L9: Output Validation

Modules: OutputValidator, CanaryManager, LeakageDetector, RAGShield, RoleIntegrityChecker, ScopeValidator, IntentGuardValidator

Post-generation validation of LLM output before it reaches the user.

  • Canary Manager: Injects unique canary tokens into system prompts. If they appear in output, system prompt extraction is confirmed.
  • Leakage Detector: Scans output for system prompt fragments, internal tool descriptions, and sensitive configuration.
  • RAG Shield: Validates RAG-retrieved documents for injection, scores document integrity, tracks provenance.
  • Role Integrity Checker: Verifies the LLM has not adopted an unauthorized role.
  • Scope Validator: Ensures the response stays within the declared scope of the task.

Performance: <2ms.

Data Flow Diagram

User Input
    |
    v
[L0: Preprocess] -----> normalized input
    |
    |  +------------------+------------------+
    |  |                  |                  |
    v  v                  v                  v
  [L1: Rules]      [L2: Sentinel]     (parallel)
    |                     |
    +----------+----------+
               |
    +----------+----------+----------+
    |          |          |          |
    v          v          v          v
 [L3: Embed] [L4: Entropy] [L5: Attn] [Canary/YARA/Indirect]
    |          |          |          |
    +----------+----------+----------+
               |
               v
         [L6: Behavioral]
               |
               v
         [L7: MCP Guard] (if tool call context)
********
* BRIEF 1 *
Please summarize the output validation excerpt in two sentences.
* BRIEF 2 *
Resume the output validation excerpt after its last line, carrying the data flow diagram onward.

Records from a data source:
********
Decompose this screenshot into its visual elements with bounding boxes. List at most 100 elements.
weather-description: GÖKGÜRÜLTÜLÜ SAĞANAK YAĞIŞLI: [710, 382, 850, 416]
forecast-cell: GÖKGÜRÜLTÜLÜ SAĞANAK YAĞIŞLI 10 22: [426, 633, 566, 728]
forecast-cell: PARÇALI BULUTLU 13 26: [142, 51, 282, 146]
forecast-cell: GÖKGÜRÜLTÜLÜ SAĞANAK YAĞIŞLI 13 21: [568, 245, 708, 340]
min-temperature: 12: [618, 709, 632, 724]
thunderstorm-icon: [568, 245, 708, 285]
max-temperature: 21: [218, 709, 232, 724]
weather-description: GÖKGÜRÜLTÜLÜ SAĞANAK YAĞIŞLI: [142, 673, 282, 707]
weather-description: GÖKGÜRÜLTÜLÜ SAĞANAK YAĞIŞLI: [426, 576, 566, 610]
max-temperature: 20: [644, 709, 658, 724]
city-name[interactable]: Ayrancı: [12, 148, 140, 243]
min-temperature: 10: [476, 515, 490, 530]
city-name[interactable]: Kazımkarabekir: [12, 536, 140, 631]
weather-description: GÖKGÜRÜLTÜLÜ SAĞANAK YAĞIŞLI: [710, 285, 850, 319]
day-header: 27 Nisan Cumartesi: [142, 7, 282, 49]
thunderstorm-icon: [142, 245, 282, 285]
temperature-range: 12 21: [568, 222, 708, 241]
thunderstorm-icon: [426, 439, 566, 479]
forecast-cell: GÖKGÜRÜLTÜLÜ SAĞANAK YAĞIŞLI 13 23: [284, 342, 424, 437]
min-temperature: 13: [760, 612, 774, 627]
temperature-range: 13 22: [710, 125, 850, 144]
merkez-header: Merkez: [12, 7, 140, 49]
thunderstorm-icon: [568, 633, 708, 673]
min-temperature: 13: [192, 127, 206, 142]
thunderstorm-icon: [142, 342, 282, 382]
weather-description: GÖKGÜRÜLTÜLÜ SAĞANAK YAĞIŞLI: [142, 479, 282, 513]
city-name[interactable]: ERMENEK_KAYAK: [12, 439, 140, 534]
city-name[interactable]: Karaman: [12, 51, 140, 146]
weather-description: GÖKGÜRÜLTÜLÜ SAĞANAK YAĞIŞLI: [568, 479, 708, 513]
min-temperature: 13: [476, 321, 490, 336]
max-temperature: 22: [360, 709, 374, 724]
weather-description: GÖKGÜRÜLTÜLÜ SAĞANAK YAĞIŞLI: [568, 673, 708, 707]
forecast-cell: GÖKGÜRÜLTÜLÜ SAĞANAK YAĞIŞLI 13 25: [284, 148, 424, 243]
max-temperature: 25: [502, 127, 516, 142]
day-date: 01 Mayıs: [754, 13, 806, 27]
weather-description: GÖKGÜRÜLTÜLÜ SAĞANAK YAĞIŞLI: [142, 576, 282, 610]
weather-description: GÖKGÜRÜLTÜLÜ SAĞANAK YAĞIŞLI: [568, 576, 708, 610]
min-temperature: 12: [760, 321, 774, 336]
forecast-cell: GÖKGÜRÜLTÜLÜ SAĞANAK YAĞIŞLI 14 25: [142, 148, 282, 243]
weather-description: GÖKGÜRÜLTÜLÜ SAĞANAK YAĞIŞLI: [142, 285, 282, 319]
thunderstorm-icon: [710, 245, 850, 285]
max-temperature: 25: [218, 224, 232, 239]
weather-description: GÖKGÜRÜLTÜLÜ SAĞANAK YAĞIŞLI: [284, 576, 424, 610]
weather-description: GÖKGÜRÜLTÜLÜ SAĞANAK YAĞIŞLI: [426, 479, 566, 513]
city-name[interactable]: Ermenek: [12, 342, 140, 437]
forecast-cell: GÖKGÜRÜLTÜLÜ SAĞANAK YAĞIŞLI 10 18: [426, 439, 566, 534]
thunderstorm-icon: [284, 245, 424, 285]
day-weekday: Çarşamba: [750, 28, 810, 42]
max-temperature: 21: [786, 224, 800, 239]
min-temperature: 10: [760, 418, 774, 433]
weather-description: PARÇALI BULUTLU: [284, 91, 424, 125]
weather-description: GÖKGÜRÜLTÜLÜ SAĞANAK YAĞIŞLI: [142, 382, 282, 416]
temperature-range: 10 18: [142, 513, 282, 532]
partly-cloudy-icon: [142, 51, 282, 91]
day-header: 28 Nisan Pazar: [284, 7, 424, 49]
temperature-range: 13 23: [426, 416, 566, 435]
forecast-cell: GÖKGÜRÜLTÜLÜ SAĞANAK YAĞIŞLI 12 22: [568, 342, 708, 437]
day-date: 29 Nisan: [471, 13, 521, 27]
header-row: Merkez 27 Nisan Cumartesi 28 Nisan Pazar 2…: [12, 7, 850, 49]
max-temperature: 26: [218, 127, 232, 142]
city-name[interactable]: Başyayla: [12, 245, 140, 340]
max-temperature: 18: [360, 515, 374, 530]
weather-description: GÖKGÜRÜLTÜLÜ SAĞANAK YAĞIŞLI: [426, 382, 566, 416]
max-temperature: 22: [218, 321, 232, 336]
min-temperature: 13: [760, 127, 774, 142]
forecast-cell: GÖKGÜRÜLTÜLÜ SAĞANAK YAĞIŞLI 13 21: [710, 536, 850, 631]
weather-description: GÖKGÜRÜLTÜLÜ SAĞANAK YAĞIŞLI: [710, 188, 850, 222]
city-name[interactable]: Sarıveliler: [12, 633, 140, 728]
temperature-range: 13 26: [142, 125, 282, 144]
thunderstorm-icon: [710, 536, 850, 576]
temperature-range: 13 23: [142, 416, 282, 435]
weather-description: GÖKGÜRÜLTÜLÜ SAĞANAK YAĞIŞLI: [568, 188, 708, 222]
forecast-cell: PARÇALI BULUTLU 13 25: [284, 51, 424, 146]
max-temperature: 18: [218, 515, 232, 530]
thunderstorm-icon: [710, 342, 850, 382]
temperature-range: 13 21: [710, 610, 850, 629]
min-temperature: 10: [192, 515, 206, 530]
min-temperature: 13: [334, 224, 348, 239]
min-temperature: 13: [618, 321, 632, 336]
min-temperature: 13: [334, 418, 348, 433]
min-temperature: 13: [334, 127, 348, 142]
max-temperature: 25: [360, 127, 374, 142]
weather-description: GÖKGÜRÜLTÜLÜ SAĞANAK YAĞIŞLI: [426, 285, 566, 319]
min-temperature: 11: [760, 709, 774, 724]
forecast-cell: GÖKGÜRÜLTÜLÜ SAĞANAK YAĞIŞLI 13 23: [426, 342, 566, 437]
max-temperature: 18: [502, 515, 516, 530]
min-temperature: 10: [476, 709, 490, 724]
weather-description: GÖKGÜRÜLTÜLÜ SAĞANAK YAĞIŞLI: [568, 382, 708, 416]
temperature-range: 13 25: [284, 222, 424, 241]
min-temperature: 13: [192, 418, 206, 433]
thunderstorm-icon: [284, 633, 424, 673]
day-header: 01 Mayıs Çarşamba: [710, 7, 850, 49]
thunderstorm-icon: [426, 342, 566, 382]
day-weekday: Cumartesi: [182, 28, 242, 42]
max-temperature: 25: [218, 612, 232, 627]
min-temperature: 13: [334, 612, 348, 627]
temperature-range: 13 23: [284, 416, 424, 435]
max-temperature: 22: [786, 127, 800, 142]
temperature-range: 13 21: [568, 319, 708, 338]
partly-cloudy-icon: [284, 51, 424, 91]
********
* EXPECTED ANSWER 1 *
Layer L9 checks LLM output after generation and before it reaches the user, using a canary manager that confirms system prompt extraction, a leakage detector, a RAG shield, a role integrity checker, and a scope validator. It runs in under 2 ms, and a data flow diagram traces user input from preprocessing through rules and sentinel checks, embedding, entropy, and attention analysis, and behavioral analysis to an MCP guard for tool call contexts.

* EXPECTED ANSWER 2 *
               |
               v
         [Aggregator] -- collects all ScanResult[]
               |
         +-----+-----+
         |           |
         v           v
  [Kill Chain    [Healing
   Mapper]       Orchestrator]
         |           |
         +-----+-----+
               |
               v
         [L8: Sanitize] (if action == 'sanitize')
               |
               v
         [L9: Validate] (for output scans)
               |
               v
        ShieldXResult
               |
               v
        [Evolution Engine] (async, background)
               |
         +-----+-----+-----+-----+
         |     |     |     |     |
         v     v     v     v     v
       [GAN] [Drift] [Active] [Fed] [Attack
       Red    Detect  Learn   Sync   Graph]
       Team

Module Dependency Graph

@shieldx/core
  |
  +-- core/
  |     +-- ShieldX.ts         (orchestrator -- imports all layers)
  |     +-- config.ts          (default config, merge utility)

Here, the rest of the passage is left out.